• _INFORMATION PROVIDED_
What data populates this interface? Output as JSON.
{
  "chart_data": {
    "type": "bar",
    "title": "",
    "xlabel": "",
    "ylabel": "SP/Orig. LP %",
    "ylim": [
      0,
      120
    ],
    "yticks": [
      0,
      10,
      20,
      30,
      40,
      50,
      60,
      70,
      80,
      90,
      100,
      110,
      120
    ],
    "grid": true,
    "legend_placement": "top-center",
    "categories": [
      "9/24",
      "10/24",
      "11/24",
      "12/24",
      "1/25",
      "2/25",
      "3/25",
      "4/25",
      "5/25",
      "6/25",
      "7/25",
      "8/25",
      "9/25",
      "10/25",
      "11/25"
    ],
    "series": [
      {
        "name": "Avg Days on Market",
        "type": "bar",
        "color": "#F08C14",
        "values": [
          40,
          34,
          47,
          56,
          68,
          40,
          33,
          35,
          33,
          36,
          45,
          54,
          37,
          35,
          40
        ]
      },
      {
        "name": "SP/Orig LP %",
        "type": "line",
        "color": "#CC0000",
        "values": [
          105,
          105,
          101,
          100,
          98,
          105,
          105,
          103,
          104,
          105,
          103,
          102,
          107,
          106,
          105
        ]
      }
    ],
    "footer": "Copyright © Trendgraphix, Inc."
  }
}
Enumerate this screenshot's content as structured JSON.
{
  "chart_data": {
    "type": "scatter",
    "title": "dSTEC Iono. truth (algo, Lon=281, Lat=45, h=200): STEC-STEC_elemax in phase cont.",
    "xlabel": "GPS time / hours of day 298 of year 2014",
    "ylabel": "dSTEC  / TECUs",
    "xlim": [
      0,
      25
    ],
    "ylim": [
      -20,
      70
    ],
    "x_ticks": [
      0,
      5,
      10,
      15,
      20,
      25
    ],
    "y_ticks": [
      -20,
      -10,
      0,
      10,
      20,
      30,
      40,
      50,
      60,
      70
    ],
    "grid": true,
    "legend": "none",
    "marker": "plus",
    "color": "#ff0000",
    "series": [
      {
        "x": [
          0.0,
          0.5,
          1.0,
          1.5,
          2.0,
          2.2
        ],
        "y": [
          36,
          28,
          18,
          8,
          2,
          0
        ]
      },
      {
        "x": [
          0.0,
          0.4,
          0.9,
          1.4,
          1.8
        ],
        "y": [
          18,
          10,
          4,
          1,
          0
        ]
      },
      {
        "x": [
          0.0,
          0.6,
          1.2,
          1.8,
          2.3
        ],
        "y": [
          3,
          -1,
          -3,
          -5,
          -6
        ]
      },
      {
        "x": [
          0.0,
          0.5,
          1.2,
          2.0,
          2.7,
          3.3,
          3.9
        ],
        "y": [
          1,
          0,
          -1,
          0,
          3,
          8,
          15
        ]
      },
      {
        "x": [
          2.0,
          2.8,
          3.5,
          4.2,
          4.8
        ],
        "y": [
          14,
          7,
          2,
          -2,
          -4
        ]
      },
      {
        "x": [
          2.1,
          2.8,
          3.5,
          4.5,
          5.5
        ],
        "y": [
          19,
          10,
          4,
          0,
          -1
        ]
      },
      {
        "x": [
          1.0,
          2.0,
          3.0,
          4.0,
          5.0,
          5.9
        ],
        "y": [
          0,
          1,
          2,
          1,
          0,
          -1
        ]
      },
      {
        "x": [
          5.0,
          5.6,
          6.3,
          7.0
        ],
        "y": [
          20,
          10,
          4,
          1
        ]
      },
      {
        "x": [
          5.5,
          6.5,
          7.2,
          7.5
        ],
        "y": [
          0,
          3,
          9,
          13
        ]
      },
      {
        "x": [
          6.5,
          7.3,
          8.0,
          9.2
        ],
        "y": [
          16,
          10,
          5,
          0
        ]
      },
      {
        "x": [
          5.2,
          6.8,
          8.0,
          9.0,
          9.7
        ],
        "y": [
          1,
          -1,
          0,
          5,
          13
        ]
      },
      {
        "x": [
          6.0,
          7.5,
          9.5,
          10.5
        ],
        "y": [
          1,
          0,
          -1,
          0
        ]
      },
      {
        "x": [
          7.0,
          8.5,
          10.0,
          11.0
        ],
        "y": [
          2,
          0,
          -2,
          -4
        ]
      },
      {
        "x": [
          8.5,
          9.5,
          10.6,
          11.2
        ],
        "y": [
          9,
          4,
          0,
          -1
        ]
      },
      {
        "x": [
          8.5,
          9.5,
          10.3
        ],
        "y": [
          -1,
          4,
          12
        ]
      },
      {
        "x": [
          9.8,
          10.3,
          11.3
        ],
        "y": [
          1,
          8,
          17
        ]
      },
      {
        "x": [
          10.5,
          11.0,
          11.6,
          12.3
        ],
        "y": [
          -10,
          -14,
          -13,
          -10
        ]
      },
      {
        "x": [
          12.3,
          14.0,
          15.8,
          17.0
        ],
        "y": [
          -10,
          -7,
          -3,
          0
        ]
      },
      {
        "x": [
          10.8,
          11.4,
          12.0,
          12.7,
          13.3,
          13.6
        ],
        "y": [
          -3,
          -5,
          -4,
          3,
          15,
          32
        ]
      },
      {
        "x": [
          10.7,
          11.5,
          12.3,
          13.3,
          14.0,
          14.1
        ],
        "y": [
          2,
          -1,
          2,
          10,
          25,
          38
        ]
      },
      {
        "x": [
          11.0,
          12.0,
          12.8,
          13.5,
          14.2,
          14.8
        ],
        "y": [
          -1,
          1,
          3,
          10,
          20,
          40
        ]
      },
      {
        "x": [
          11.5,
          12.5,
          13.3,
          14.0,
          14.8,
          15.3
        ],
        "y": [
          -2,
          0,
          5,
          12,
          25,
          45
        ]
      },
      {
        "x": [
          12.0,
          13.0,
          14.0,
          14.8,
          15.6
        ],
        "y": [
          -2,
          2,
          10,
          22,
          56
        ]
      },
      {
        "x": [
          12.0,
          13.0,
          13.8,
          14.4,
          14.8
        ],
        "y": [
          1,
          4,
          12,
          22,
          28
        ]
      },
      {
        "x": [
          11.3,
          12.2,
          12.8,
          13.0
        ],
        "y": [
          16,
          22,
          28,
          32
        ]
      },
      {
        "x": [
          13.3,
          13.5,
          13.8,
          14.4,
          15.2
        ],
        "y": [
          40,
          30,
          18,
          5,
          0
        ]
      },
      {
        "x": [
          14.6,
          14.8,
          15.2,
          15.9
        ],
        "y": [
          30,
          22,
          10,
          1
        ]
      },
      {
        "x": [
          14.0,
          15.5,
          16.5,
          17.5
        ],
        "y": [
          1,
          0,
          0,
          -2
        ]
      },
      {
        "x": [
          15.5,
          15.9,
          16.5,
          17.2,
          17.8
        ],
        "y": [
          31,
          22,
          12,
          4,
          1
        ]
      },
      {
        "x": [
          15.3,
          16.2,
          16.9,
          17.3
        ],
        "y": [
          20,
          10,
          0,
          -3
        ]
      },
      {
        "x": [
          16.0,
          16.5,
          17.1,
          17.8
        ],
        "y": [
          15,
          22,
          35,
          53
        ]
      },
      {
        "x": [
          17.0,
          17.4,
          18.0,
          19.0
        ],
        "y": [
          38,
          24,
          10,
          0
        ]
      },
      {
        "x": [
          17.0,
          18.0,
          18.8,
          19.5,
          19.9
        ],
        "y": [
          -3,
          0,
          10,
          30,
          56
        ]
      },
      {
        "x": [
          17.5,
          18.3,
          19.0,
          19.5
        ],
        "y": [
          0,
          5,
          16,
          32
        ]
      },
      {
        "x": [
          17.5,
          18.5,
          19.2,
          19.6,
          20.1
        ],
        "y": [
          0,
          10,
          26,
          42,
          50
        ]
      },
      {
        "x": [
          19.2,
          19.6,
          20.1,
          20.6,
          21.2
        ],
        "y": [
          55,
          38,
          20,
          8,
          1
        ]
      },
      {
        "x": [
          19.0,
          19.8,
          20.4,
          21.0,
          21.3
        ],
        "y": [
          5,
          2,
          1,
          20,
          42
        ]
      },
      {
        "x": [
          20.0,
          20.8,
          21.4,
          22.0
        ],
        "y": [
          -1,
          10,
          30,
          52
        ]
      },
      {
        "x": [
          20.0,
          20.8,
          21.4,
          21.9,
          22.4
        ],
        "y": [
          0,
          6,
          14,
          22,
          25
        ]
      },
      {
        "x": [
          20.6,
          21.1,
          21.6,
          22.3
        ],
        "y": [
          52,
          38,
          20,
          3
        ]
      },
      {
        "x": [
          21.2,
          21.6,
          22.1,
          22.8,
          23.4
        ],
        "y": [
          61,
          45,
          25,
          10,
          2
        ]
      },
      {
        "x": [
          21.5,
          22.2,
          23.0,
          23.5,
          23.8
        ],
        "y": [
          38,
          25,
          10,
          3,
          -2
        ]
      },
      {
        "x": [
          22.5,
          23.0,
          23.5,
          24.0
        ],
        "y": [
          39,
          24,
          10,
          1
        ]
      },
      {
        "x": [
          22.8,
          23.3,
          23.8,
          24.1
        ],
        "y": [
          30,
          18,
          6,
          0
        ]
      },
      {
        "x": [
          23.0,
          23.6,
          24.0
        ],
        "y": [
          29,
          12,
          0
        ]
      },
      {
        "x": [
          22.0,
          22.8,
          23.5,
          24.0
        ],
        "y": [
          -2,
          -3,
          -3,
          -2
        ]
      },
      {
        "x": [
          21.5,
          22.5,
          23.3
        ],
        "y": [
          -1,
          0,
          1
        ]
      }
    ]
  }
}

• _WHAT YOU WILL DO_
Check every line of the data above for the string "JSON", and copy those that have it.

• _REPLY_
What data populates this interface? Output as JSON.
Enumerate this screenshot's content as structured JSON.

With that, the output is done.